Henry William Blair, who received the honorary degree of Master of Arts in 1873, died at Casualty Hospital, Washington, D. C., March 14, from congestion of the lungs, joined to the infirmities of old age.
He was born in Campton, N. H., December 6, 1834, studied and practiced law, served in the Civil War in the 15th New Hampshire Regiment, returning with the rank of lieutenant colonel, sat in both branches of the state legislature, represented his district in Congress from 1875 to 1879, and then served for two terms in the United States Senate. He achieved prominence in the Senate as an advocate of national aid to education, was the first to propose in Congress a constitutional amendment prohibiting the liquor traffic, and was an early advocate of woman suffrage. At the expiration of his senatorial term, he was appointed minister to China, but proved to be persona non grata to the Chinese government owing to his opposition to Chinese immigration. In 1903-05 he served another term in the national House, and since the last date had resided in Washington in the practice of his profession. His only surviving son is Henry P. Blair, Dartmouth 1889.
Theodore Newton Vail, who died at Johns Hopkins Hospital, Baltimore, April 16, is enrolled as a Dartmouth man by virtue of the degree of Doctor of Laws conferred on him in 1911.
Born in Carroll county, Ohio, July 16, 1845, he removed with his parents to Morristown, N. J., when four years old. Beginning active life as a telegraph operator, he next became a clerk in the railway mail service, and had recently become general superintendent of that service when in 1877 he accepted an offer to undertake the general managership of the American Bell Telephone Company. Here began the career which has led him to be characterized "the biggest telephone man on earth." In 1895 he became the first president of the American Telephone and Telegraph Company. Except for a short interval he retained that position until last June, when he became chairman of the board of directors of the company. He was the pioneer and principal developer of long distance telephony.
Among Mr. Vail's avocations was the management of his model farm at Lyndonville, Vt., and among his philanthropies the founding near his estate of the Vail School of Agriculture.

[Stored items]
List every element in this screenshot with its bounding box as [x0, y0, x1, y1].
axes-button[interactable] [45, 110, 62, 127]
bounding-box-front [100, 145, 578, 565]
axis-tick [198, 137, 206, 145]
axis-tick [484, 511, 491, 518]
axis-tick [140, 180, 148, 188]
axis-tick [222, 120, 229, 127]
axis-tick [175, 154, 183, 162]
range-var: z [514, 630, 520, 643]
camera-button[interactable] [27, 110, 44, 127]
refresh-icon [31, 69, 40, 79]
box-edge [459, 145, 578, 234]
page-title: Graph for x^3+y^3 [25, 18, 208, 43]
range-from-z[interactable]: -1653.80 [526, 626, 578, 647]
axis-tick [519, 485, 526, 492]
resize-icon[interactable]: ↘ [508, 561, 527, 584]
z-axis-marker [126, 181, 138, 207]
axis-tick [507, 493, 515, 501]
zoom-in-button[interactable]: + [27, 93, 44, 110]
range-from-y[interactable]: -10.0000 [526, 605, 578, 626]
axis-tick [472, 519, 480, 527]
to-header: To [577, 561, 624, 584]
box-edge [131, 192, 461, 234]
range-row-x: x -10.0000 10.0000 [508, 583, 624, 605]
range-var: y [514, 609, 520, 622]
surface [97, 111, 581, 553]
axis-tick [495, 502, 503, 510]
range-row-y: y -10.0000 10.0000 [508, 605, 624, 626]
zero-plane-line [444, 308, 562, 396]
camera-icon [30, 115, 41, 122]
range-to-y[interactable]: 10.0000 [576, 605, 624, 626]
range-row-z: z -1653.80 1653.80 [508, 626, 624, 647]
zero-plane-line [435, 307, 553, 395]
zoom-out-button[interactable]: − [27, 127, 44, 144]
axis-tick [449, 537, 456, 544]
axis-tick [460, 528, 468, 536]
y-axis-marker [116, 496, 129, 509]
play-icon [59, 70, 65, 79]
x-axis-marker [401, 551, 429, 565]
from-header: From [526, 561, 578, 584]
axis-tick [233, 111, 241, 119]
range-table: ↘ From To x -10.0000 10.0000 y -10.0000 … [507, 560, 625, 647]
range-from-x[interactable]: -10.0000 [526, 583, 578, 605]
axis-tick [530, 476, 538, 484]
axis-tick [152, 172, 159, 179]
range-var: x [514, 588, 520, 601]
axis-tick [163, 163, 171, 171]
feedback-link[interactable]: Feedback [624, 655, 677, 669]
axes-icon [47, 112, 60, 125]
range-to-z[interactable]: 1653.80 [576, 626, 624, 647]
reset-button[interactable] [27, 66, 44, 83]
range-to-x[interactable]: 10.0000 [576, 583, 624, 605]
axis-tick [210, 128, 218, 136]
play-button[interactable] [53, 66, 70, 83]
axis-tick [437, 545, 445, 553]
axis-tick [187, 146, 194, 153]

• [Exercise objective]: Reproduce the part of the obituary text between "Henry William Blair, who" and "of old age.", inclusive. Rely on the obituary text alone.

• [Result]:
Henry William Blair, who received the honorary degree of Master of Arts in 1873, died at Casualty Hospital, Washington, D. C., March 14, from congestion of the lungs, joined to the infirmities of old age.